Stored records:
▽

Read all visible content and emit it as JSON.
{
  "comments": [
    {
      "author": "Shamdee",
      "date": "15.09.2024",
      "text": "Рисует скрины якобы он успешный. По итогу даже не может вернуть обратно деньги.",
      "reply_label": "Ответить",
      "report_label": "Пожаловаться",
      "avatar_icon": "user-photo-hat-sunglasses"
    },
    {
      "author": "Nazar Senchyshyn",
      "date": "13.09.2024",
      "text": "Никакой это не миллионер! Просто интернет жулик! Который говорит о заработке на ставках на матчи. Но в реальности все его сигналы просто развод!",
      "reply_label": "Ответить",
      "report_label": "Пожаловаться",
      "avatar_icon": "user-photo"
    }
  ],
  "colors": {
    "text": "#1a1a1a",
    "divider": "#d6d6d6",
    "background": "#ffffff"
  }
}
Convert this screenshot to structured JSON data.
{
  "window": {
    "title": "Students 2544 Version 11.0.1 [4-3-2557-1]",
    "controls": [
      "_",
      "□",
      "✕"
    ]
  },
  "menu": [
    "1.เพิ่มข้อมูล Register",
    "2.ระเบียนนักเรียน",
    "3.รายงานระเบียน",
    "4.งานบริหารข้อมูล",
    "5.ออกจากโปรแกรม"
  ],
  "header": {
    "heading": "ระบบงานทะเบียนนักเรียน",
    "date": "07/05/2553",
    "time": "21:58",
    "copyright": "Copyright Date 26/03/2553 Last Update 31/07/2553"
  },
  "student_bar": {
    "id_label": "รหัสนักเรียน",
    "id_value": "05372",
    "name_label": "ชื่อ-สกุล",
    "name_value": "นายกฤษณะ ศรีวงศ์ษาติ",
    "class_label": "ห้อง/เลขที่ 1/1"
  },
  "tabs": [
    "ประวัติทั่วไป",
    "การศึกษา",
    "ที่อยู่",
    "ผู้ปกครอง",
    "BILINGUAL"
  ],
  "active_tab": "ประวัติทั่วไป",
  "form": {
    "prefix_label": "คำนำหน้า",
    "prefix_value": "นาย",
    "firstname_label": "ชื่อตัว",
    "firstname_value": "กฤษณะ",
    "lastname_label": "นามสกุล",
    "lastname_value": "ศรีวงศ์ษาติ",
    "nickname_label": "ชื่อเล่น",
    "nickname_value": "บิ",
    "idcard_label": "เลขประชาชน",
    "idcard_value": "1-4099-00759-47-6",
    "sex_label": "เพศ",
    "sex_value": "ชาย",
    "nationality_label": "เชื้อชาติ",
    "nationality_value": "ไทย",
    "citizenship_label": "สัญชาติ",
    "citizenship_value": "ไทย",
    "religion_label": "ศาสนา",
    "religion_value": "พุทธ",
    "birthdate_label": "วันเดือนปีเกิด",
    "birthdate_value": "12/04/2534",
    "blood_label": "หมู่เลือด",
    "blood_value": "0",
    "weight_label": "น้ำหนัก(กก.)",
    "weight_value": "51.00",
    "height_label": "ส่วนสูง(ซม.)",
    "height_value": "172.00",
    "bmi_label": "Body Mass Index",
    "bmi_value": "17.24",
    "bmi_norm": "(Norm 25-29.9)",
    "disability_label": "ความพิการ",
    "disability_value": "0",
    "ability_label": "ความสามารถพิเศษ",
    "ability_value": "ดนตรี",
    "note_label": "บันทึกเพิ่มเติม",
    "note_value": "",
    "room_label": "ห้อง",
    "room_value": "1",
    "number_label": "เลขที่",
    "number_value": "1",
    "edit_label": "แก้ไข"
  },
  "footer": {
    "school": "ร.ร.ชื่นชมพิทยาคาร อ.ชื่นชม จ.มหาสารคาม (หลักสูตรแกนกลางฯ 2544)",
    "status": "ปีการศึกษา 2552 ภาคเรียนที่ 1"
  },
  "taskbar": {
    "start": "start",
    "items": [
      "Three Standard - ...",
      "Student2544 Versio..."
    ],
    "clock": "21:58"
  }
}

△

* Given request
Quote each line of the listing above exactly.

* The completed task
Read all visible content and emit it as JSON.
{
  "comments": [
    {
      "author": "Shamdee",
      "date": "15.09.2024",
      "text": "Рисует скрины якобы он успешный. По итогу даже не может вернуть обратно деньги.",
      "reply_label": "Ответить",
      "report_label": "Пожаловаться",
      "avatar_icon": "user-photo-hat-sunglasses"
    },
    {
      "author": "Nazar Senchyshyn",
      "date": "13.09.2024",
      "text": "Никакой это не миллионер! Просто интернет жулик! Который говорит о заработке на ставках на матчи. Но в реальности все его сигналы просто развод!",
      "reply_label": "Ответить",
      "report_label": "Пожаловаться",
      "avatar_icon": "user-photo"
    }
  ],
  "colors": {
    "text": "#1a1a1a",
    "divider": "#d6d6d6",
    "background": "#ffffff"
  }
}
Convert this screenshot to structured JSON data.
{
  "window": {
    "title": "Students 2544 Version 11.0.1 [4-3-2557-1]",
    "controls": [
      "_",
      "□",
      "✕"
    ]
  },
  "menu": [
    "1.เพิ่มข้อมูล Register",
    "2.ระเบียนนักเรียน",
    "3.รายงานระเบียน",
    "4.งานบริหารข้อมูล",
    "5.ออกจากโปรแกรม"
  ],
  "header": {
    "heading": "ระบบงานทะเบียนนักเรียน",
    "date": "07/05/2553",
    "time": "21:58",
    "copyright": "Copyright Date 26/03/2553 Last Update 31/07/2553"
  },
  "student_bar": {
    "id_label": "รหัสนักเรียน",
    "id_value": "05372",
    "name_label": "ชื่อ-สกุล",
    "name_value": "นายกฤษณะ ศรีวงศ์ษาติ",
    "class_label": "ห้อง/เลขที่ 1/1"
  },
  "tabs": [
    "ประวัติทั่วไป",
    "การศึกษา",
    "ที่อยู่",
    "ผู้ปกครอง",
    "BILINGUAL"
  ],
  "active_tab": "ประวัติทั่วไป",
  "form": {
    "prefix_label": "คำนำหน้า",
    "prefix_value": "นาย",
    "firstname_label": "ชื่อตัว",
    "firstname_value": "กฤษณะ",
    "lastname_label": "นามสกุล",
    "lastname_value": "ศรีวงศ์ษาติ",
    "nickname_label": "ชื่อเล่น",
    "nickname_value": "บิ",
    "idcard_label": "เลขประชาชน",
    "idcard_value": "1-4099-00759-47-6",
    "sex_label": "เพศ",
    "sex_value": "ชาย",
    "nationality_label": "เชื้อชาติ",
    "nationality_value": "ไทย",
    "citizenship_label": "สัญชาติ",
    "citizenship_value": "ไทย",
    "religion_label": "ศาสนา",
    "religion_value": "พุทธ",
    "birthdate_label": "วันเดือนปีเกิด",
    "birthdate_value": "12/04/2534",
    "blood_label": "หมู่เลือด",
    "blood_value": "0",
    "weight_label": "น้ำหนัก(กก.)",
    "weight_value": "51.00",
    "height_label": "ส่วนสูง(ซม.)",
    "height_value": "172.00",
    "bmi_label": "Body Mass Index",
    "bmi_value": "17.24",
    "bmi_norm": "(Norm 25-29.9)",
    "disability_label": "ความพิการ",
    "disability_value": "0",
    "ability_label": "ความสามารถพิเศษ",
    "ability_value": "ดนตรี",
    "note_label": "บันทึกเพิ่มเติม",
    "note_value": "",
    "room_label": "ห้อง",
    "room_value": "1",
    "number_label": "เลขที่",
    "number_value": "1",
    "edit_label": "แก้ไข"
  },
  "footer": {
    "school": "ร.ร.ชื่นชมพิทยาคาร อ.ชื่นชม จ.มหาสารคาม (หลักสูตรแกนกลางฯ 2544)",
    "status": "ปีการศึกษา 2552 ภาคเรียนที่ 1"
  },
  "taskbar": {
    "start": "start",
    "items": [
      "Three Standard - ...",
      "Student2544 Versio..."
    ],
    "clock": "21:58"
  }
}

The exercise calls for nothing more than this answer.